:: STORED ROWS

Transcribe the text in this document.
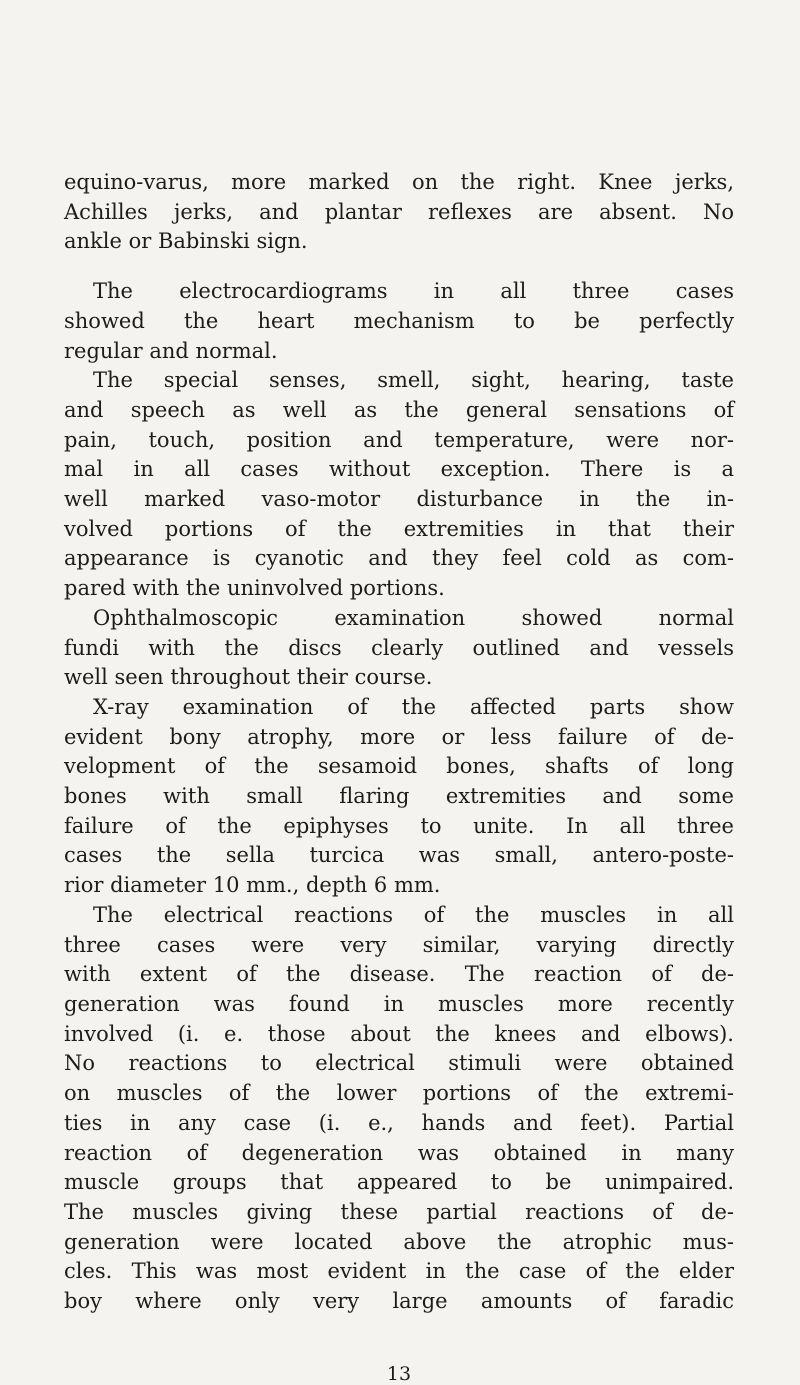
equino-varus, more marked on the right. Knee jerks,
Achilles jerks, and plantar reflexes are absent. No
ankle or Babinski sign.
The electrocardiograms in all three cases
showed the heart mechanism to be perfectly
regular and normal.
The special senses, smell, sight, hearing, taste
and speech as well as the general sensations of
pain, touch, position and temperature, were nor-
mal in all cases without exception. There is a
well marked vaso-motor disturbance in the in-
volved portions of the extremities in that their
appearance is cyanotic and they feel cold as com-
pared with the uninvolved portions.
Ophthalmoscopic examination showed normal
fundi with the discs clearly outlined and vessels
well seen throughout their course.
X-ray examination of the affected parts show
evident bony atrophy, more or less failure of de-
velopment of the sesamoid bones, shafts of long
bones with small flaring extremities and some
failure of the epiphyses to unite. In all three
cases the sella turcica was small, antero-poste-
rior diameter 10 mm., depth 6 mm.
The electrical reactions of the muscles in all
three cases were very similar, varying directly
with extent of the disease. The reaction of de-
generation was found in muscles more recently
involved (i. e. those about the knees and elbows).
No reactions to electrical stimuli were obtained
on muscles of the lower portions of the extremi-
ties in any case (i. e., hands and feet). Partial
reaction of degeneration was obtained in many
muscle groups that appeared to be unimpaired.
The muscles giving these partial reactions of de-
generation were located above the atrophic mus-
cles. This was most evident in the case of the elder
boy where only very large amounts of faradic
13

::::

INSTRUCTION: All lines above with "their" in them should be returned.

WORKED SOLUTION:
volved portions of the extremities in that their
well seen throughout their course.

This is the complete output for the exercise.